::: Records to process :::

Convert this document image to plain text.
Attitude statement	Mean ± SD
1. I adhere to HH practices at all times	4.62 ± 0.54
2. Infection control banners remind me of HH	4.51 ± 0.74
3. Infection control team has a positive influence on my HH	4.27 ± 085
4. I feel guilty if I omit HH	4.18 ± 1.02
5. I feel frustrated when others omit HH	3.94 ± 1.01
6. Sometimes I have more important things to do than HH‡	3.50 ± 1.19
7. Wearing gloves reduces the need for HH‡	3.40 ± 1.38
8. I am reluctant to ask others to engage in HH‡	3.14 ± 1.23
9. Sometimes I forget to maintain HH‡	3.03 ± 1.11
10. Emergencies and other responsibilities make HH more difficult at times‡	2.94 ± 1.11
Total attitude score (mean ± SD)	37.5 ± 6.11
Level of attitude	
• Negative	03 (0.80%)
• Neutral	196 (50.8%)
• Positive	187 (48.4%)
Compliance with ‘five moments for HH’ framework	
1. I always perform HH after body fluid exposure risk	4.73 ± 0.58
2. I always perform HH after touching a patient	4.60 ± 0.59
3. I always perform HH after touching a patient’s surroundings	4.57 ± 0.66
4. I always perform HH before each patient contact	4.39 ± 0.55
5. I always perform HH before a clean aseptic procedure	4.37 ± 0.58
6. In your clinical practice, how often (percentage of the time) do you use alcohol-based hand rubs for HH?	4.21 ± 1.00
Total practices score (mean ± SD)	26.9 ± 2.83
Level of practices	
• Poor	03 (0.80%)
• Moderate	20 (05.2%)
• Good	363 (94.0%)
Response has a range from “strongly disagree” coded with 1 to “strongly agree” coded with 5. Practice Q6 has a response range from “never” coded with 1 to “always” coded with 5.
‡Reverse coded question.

:::

Exercise details = Repeat all the records. Match each line exactly.

Task solution =
Convert this document image to plain text.
Attitude statement	Mean ± SD
1. I adhere to HH practices at all times	4.62 ± 0.54
2. Infection control banners remind me of HH	4.51 ± 0.74
3. Infection control team has a positive influence on my HH	4.27 ± 085
4. I feel guilty if I omit HH	4.18 ± 1.02
5. I feel frustrated when others omit HH	3.94 ± 1.01
6. Sometimes I have more important things to do than HH‡	3.50 ± 1.19
7. Wearing gloves reduces the need for HH‡	3.40 ± 1.38
8. I am reluctant to ask others to engage in HH‡	3.14 ± 1.23
9. Sometimes I forget to maintain HH‡	3.03 ± 1.11
10. Emergencies and other responsibilities make HH more difficult at times‡	2.94 ± 1.11
Total attitude score (mean ± SD)	37.5 ± 6.11
Level of attitude	
• Negative	03 (0.80%)
• Neutral	196 (50.8%)
• Positive	187 (48.4%)
Compliance with ‘five moments for HH’ framework	
1. I always perform HH after body fluid exposure risk	4.73 ± 0.58
2. I always perform HH after touching a patient	4.60 ± 0.59
3. I always perform HH after touching a patient’s surroundings	4.57 ± 0.66
4. I always perform HH before each patient contact	4.39 ± 0.55
5. I always perform HH before a clean aseptic procedure	4.37 ± 0.58
6. In your clinical practice, how often (percentage of the time) do you use alcohol-based hand rubs for HH?	4.21 ± 1.00
Total practices score (mean ± SD)	26.9 ± 2.83
Level of practices	
• Poor	03 (0.80%)
• Moderate	20 (05.2%)
• Good	363 (94.0%)
Response has a range from “strongly disagree” coded with 1 to “strongly agree” coded with 5. Practice Q6 has a response range from “never” coded with 1 to “always” coded with 5.
‡Reverse coded question.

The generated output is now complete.